Extracted data entries:
-----
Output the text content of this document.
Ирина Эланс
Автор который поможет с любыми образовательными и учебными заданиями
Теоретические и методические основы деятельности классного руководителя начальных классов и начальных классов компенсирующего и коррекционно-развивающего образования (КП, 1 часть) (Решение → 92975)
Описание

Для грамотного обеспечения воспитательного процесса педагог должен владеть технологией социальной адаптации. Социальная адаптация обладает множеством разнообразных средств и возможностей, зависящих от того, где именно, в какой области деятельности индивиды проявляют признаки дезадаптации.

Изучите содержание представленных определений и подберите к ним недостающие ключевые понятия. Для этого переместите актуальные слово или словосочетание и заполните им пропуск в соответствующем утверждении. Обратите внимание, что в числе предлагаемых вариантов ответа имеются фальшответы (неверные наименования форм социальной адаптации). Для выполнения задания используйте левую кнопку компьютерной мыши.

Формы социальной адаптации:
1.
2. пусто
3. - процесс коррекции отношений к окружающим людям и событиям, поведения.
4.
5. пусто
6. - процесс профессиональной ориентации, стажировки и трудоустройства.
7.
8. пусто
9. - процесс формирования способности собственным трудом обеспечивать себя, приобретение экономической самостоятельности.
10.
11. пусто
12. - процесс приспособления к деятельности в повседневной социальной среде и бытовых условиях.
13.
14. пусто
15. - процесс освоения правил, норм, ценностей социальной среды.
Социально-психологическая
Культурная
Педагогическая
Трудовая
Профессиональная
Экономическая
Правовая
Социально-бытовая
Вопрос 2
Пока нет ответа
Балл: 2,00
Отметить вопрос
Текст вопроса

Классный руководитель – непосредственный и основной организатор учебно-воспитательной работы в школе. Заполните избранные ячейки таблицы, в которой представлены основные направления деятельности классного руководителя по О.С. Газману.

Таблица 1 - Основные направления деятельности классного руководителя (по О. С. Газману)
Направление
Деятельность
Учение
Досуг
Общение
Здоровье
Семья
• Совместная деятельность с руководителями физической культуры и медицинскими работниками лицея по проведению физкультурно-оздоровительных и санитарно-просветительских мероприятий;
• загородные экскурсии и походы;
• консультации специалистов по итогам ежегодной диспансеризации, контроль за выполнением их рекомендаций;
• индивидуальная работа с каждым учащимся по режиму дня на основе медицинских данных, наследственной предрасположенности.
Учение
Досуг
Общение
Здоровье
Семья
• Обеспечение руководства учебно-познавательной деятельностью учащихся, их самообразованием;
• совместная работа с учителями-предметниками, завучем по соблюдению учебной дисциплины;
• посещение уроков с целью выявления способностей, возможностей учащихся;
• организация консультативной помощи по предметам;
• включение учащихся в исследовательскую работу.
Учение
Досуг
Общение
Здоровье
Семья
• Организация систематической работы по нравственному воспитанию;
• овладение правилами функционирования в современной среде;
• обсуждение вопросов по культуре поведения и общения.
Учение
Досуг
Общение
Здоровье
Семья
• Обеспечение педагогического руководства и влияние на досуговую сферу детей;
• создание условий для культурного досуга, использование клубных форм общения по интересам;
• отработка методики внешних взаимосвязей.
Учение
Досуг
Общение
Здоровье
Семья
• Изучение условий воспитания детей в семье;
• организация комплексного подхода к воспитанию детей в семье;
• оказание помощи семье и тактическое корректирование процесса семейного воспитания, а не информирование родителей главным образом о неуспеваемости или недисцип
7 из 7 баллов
-----
Task objective:
Copy the data above exactly. Every line must be included.

Answer in full:
Output the text content of this document.
Ирина Эланс
Автор который поможет с любыми образовательными и учебными заданиями
Теоретические и методические основы деятельности классного руководителя начальных классов и начальных классов компенсирующего и коррекционно-развивающего образования (КП, 1 часть) (Решение → 92975)
Описание

Для грамотного обеспечения воспитательного процесса педагог должен владеть технологией социальной адаптации. Социальная адаптация обладает множеством разнообразных средств и возможностей, зависящих от того, где именно, в какой области деятельности индивиды проявляют признаки дезадаптации.

Изучите содержание представленных определений и подберите к ним недостающие ключевые понятия. Для этого переместите актуальные слово или словосочетание и заполните им пропуск в соответствующем утверждении. Обратите внимание, что в числе предлагаемых вариантов ответа имеются фальшответы (неверные наименования форм социальной адаптации). Для выполнения задания используйте левую кнопку компьютерной мыши.

Формы социальной адаптации:
1.
2. пусто
3. - процесс коррекции отношений к окружающим людям и событиям, поведения.
4.
5. пусто
6. - процесс профессиональной ориентации, стажировки и трудоустройства.
7.
8. пусто
9. - процесс формирования способности собственным трудом обеспечивать себя, приобретение экономической самостоятельности.
10.
11. пусто
12. - процесс приспособления к деятельности в повседневной социальной среде и бытовых условиях.
13.
14. пусто
15. - процесс освоения правил, норм, ценностей социальной среды.
Социально-психологическая
Культурная
Педагогическая
Трудовая
Профессиональная
Экономическая
Правовая
Социально-бытовая
Вопрос 2
Пока нет ответа
Балл: 2,00
Отметить вопрос
Текст вопроса

Классный руководитель – непосредственный и основной организатор учебно-воспитательной работы в школе. Заполните избранные ячейки таблицы, в которой представлены основные направления деятельности классного руководителя по О.С. Газману.

Таблица 1 - Основные направления деятельности классного руководителя (по О. С. Газману)
Направление
Деятельность
Учение
Досуг
Общение
Здоровье
Семья
• Совместная деятельность с руководителями физической культуры и медицинскими работниками лицея по проведению физкультурно-оздоровительных и санитарно-просветительских мероприятий;
• загородные экскурсии и походы;
• консультации специалистов по итогам ежегодной диспансеризации, контроль за выполнением их рекомендаций;
• индивидуальная работа с каждым учащимся по режиму дня на основе медицинских данных, наследственной предрасположенности.
Учение
Досуг
Общение
Здоровье
Семья
• Обеспечение руководства учебно-познавательной деятельностью учащихся, их самообразованием;
• совместная работа с учителями-предметниками, завучем по соблюдению учебной дисциплины;
• посещение уроков с целью выявления способностей, возможностей учащихся;
• организация консультативной помощи по предметам;
• включение учащихся в исследовательскую работу.
Учение
Досуг
Общение
Здоровье
Семья
• Организация систематической работы по нравственному воспитанию;
• овладение правилами функционирования в современной среде;
• обсуждение вопросов по культуре поведения и общения.
Учение
Досуг
Общение
Здоровье
Семья
• Обеспечение педагогического руководства и влияние на досуговую сферу детей;
• создание условий для культурного досуга, использование клубных форм общения по интересам;
• отработка методики внешних взаимосвязей.
Учение
Досуг
Общение
Здоровье
Семья
• Изучение условий воспитания детей в семье;
• организация комплексного подхода к воспитанию детей в семье;
• оказание помощи семье и тактическое корректирование процесса семейного воспитания, а не информирование родителей главным образом о неуспеваемости или недисцип
7 из 7 баллов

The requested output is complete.